**DIRECTIONS FOR THIS TASK:**
Turn the lines below into a numbered list and leave out any blank lines.

── SOURCE DATA ──

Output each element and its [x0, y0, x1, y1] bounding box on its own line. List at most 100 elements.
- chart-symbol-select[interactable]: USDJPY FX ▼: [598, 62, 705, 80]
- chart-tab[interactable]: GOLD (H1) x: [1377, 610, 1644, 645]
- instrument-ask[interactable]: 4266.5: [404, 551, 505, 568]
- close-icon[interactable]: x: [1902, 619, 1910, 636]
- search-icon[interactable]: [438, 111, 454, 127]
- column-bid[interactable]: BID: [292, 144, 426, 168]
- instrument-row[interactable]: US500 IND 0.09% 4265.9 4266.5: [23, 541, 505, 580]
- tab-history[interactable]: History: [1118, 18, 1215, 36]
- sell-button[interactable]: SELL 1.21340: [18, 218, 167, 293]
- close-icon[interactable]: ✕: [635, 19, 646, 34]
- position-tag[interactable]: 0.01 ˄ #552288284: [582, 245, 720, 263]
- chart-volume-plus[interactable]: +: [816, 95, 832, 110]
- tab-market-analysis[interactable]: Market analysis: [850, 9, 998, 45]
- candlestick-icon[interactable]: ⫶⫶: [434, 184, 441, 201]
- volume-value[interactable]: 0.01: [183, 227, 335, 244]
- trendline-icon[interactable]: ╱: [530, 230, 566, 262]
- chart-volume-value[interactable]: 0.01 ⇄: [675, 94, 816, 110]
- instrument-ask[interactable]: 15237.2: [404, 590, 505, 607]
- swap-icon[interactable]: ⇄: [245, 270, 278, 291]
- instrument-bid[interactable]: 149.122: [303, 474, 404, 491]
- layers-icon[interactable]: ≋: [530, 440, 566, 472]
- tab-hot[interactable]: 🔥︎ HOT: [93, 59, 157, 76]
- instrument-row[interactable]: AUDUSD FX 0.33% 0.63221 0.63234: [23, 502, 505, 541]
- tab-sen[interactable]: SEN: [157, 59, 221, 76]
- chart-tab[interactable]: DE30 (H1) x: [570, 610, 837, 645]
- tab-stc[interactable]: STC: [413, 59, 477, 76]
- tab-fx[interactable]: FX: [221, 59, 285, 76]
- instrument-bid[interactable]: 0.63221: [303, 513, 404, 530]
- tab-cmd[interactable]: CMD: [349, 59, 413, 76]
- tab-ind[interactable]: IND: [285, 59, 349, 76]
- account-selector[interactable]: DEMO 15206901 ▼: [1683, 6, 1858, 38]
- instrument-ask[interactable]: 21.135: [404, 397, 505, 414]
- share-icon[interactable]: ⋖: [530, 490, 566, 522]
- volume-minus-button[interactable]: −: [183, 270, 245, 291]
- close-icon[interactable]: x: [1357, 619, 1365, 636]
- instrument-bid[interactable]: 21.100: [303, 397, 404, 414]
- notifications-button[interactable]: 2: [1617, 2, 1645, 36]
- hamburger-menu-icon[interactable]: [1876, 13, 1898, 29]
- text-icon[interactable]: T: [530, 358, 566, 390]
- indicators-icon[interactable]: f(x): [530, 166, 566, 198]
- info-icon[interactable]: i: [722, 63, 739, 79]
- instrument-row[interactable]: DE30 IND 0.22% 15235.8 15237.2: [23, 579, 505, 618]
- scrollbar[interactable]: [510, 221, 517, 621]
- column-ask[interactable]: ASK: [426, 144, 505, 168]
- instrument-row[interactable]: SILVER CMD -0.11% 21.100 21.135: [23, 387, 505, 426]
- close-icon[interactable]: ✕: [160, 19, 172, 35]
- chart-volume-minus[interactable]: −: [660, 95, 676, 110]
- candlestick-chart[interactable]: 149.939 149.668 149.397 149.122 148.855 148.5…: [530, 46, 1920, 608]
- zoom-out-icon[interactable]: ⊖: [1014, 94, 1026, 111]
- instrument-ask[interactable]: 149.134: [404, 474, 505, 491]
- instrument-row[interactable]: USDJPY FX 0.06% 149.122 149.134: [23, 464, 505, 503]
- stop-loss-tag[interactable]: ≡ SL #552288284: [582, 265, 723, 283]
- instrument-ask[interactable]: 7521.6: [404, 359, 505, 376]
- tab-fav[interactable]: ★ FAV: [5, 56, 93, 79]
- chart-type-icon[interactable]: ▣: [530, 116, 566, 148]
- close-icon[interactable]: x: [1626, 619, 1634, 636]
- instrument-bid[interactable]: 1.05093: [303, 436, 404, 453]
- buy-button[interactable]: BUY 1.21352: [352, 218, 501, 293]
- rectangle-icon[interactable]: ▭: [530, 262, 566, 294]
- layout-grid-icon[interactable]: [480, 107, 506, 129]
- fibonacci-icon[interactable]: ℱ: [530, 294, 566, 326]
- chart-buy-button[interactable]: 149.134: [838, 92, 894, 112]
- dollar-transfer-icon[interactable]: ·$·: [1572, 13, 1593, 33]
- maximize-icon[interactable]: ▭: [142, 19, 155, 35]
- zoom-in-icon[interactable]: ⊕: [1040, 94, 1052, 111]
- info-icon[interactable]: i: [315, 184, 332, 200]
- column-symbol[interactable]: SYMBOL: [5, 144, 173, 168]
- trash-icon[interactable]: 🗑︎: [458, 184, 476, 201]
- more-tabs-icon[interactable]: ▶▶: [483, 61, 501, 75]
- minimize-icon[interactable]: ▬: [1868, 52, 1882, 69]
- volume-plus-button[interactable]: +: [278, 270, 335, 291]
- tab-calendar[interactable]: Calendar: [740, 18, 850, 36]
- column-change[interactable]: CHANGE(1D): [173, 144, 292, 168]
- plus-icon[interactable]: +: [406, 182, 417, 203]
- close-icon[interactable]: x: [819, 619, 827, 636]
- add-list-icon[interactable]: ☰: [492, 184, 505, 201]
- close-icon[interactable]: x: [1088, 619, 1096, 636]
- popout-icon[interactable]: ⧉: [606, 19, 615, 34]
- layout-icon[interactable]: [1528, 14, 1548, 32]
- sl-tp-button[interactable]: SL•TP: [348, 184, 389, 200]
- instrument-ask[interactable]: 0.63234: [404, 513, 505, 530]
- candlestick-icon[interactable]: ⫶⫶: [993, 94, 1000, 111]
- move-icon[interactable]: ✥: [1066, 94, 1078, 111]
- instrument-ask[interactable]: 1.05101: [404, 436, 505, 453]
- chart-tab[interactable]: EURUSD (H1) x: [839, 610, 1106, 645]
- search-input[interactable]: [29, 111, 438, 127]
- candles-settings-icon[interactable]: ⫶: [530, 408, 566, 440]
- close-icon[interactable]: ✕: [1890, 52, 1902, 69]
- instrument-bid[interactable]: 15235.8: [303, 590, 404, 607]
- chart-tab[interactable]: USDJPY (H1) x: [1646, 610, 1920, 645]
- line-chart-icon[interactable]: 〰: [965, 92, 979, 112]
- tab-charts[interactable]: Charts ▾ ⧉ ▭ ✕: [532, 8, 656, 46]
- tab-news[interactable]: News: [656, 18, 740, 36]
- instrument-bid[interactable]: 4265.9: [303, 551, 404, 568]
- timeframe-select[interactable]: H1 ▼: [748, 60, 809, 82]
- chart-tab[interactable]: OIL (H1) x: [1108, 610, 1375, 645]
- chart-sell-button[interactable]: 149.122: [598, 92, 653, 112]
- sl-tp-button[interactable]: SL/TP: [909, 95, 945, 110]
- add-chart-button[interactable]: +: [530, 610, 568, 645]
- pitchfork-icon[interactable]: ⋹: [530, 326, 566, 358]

───

**SOLUTION TO THIS EXERCISE:**
1. Output each element and its [x0, y0, x1, y1] bounding box on its own line. List at most 100 elements.
2. - chart-symbol-select[interactable]: USDJPY FX ▼: [598, 62, 705, 80]
3. - chart-tab[interactable]: GOLD (H1) x: [1377, 610, 1644, 645]
4. - instrument-ask[interactable]: 4266.5: [404, 551, 505, 568]
5. - close-icon[interactable]: x: [1902, 619, 1910, 636]
6. - search-icon[interactable]: [438, 111, 454, 127]
7. - column-bid[interactable]: BID: [292, 144, 426, 168]
8. - instrument-row[interactable]: US500 IND 0.09% 4265.9 4266.5: [23, 541, 505, 580]
9. - tab-history[interactable]: History: [1118, 18, 1215, 36]
10. - sell-button[interactable]: SELL 1.21340: [18, 218, 167, 293]
11. - close-icon[interactable]: ✕: [635, 19, 646, 34]
12. - position-tag[interactable]: 0.01 ˄ #552288284: [582, 245, 720, 263]
13. - chart-volume-plus[interactable]: +: [816, 95, 832, 110]
14. - tab-market-analysis[interactable]: Market analysis: [850, 9, 998, 45]
15. - candlestick-icon[interactable]: ⫶⫶: [434, 184, 441, 201]
16. - volume-value[interactable]: 0.01: [183, 227, 335, 244]
17. - trendline-icon[interactable]: ╱: [530, 230, 566, 262]
18. - chart-volume-value[interactable]: 0.01 ⇄: [675, 94, 816, 110]
19. - instrument-ask[interactable]: 15237.2: [404, 590, 505, 607]
20. - swap-icon[interactable]: ⇄: [245, 270, 278, 291]
21. - instrument-bid[interactable]: 149.122: [303, 474, 404, 491]
22. - layers-icon[interactable]: ≋: [530, 440, 566, 472]
23. - tab-hot[interactable]: 🔥︎ HOT: [93, 59, 157, 76]
24. - instrument-row[interactable]: AUDUSD FX 0.33% 0.63221 0.63234: [23, 502, 505, 541]
25. - tab-sen[interactable]: SEN: [157, 59, 221, 76]
26. - chart-tab[interactable]: DE30 (H1) x: [570, 610, 837, 645]
27. - tab-stc[interactable]: STC: [413, 59, 477, 76]
28. - tab-fx[interactable]: FX: [221, 59, 285, 76]
29. - instrument-bid[interactable]: 0.63221: [303, 513, 404, 530]
30. - tab-cmd[interactable]: CMD: [349, 59, 413, 76]
31. - tab-ind[interactable]: IND: [285, 59, 349, 76]
32. - account-selector[interactable]: DEMO 15206901 ▼: [1683, 6, 1858, 38]
33. - instrument-ask[interactable]: 21.135: [404, 397, 505, 414]
34. - share-icon[interactable]: ⋖: [530, 490, 566, 522]
35. - volume-minus-button[interactable]: −: [183, 270, 245, 291]
36. - close-icon[interactable]: x: [1357, 619, 1365, 636]
37. - instrument-bid[interactable]: 21.100: [303, 397, 404, 414]
38. - notifications-button[interactable]: 2: [1617, 2, 1645, 36]
39. - hamburger-menu-icon[interactable]: [1876, 13, 1898, 29]
40. - text-icon[interactable]: T: [530, 358, 566, 390]
41. - indicators-icon[interactable]: f(x): [530, 166, 566, 198]
42. - info-icon[interactable]: i: [722, 63, 739, 79]
43. - instrument-row[interactable]: DE30 IND 0.22% 15235.8 15237.2: [23, 579, 505, 618]
44. - scrollbar[interactable]: [510, 221, 517, 621]
45. - column-ask[interactable]: ASK: [426, 144, 505, 168]
46. - instrument-row[interactable]: SILVER CMD -0.11% 21.100 21.135: [23, 387, 505, 426]
47. - close-icon[interactable]: ✕: [160, 19, 172, 35]
48. - chart-volume-minus[interactable]: −: [660, 95, 676, 110]
49. - candlestick-chart[interactable]: 149.939 149.668 149.397 149.122 148.855 148.5…: [530, 46, 1920, 608]
50. - zoom-out-icon[interactable]: ⊖: [1014, 94, 1026, 111]
51. - instrument-ask[interactable]: 149.134: [404, 474, 505, 491]
52. - instrument-row[interactable]: USDJPY FX 0.06% 149.122 149.134: [23, 464, 505, 503]
53. - stop-loss-tag[interactable]: ≡ SL #552288284: [582, 265, 723, 283]
54. - instrument-ask[interactable]: 7521.6: [404, 359, 505, 376]
55. - tab-fav[interactable]: ★ FAV: [5, 56, 93, 79]
56. - chart-type-icon[interactable]: ▣: [530, 116, 566, 148]
57. - close-icon[interactable]: x: [1626, 619, 1634, 636]
58. - instrument-bid[interactable]: 1.05093: [303, 436, 404, 453]
59. - buy-button[interactable]: BUY 1.21352: [352, 218, 501, 293]
60. - rectangle-icon[interactable]: ▭: [530, 262, 566, 294]
61. - layout-grid-icon[interactable]: [480, 107, 506, 129]
62. - fibonacci-icon[interactable]: ℱ: [530, 294, 566, 326]
63. - chart-buy-button[interactable]: 149.134: [838, 92, 894, 112]
64. - dollar-transfer-icon[interactable]: ·$·: [1572, 13, 1593, 33]
65. - maximize-icon[interactable]: ▭: [142, 19, 155, 35]
66. - zoom-in-icon[interactable]: ⊕: [1040, 94, 1052, 111]
67. - info-icon[interactable]: i: [315, 184, 332, 200]
68. - column-symbol[interactable]: SYMBOL: [5, 144, 173, 168]
69. - trash-icon[interactable]: 🗑︎: [458, 184, 476, 201]
70. - more-tabs-icon[interactable]: ▶▶: [483, 61, 501, 75]
71. - minimize-icon[interactable]: ▬: [1868, 52, 1882, 69]
72. - volume-plus-button[interactable]: +: [278, 270, 335, 291]
73. - tab-calendar[interactable]: Calendar: [740, 18, 850, 36]
74. - column-change[interactable]: CHANGE(1D): [173, 144, 292, 168]
75. - plus-icon[interactable]: +: [406, 182, 417, 203]
76. - close-icon[interactable]: x: [819, 619, 827, 636]
77. - add-list-icon[interactable]: ☰: [492, 184, 505, 201]
78. - close-icon[interactable]: x: [1088, 619, 1096, 636]
79. - popout-icon[interactable]: ⧉: [606, 19, 615, 34]
80. - layout-icon[interactable]: [1528, 14, 1548, 32]
81. - sl-tp-button[interactable]: SL•TP: [348, 184, 389, 200]
82. - instrument-ask[interactable]: 0.63234: [404, 513, 505, 530]
83. - candlestick-icon[interactable]: ⫶⫶: [993, 94, 1000, 111]
84. - move-icon[interactable]: ✥: [1066, 94, 1078, 111]
85. - instrument-ask[interactable]: 1.05101: [404, 436, 505, 453]
86. - chart-tab[interactable]: EURUSD (H1) x: [839, 610, 1106, 645]
87. - search-input[interactable]: [29, 111, 438, 127]
88. - candles-settings-icon[interactable]: ⫶: [530, 408, 566, 440]
89. - close-icon[interactable]: ✕: [1890, 52, 1902, 69]
90. - instrument-bid[interactable]: 15235.8: [303, 590, 404, 607]
91. - chart-tab[interactable]: USDJPY (H1) x: [1646, 610, 1920, 645]
92. - line-chart-icon[interactable]: 〰: [965, 92, 979, 112]
93. - tab-charts[interactable]: Charts ▾ ⧉ ▭ ✕: [532, 8, 656, 46]
94. - tab-news[interactable]: News: [656, 18, 740, 36]
95. - instrument-bid[interactable]: 4265.9: [303, 551, 404, 568]
96. - timeframe-select[interactable]: H1 ▼: [748, 60, 809, 82]
97. - chart-tab[interactable]: OIL (H1) x: [1108, 610, 1375, 645]
98. - chart-sell-button[interactable]: 149.122: [598, 92, 653, 112]
99. - sl-tp-button[interactable]: SL/TP: [909, 95, 945, 110]
100. - add-chart-button[interactable]: +: [530, 610, 568, 645]
101. - pitchfork-icon[interactable]: ⋹: [530, 326, 566, 358]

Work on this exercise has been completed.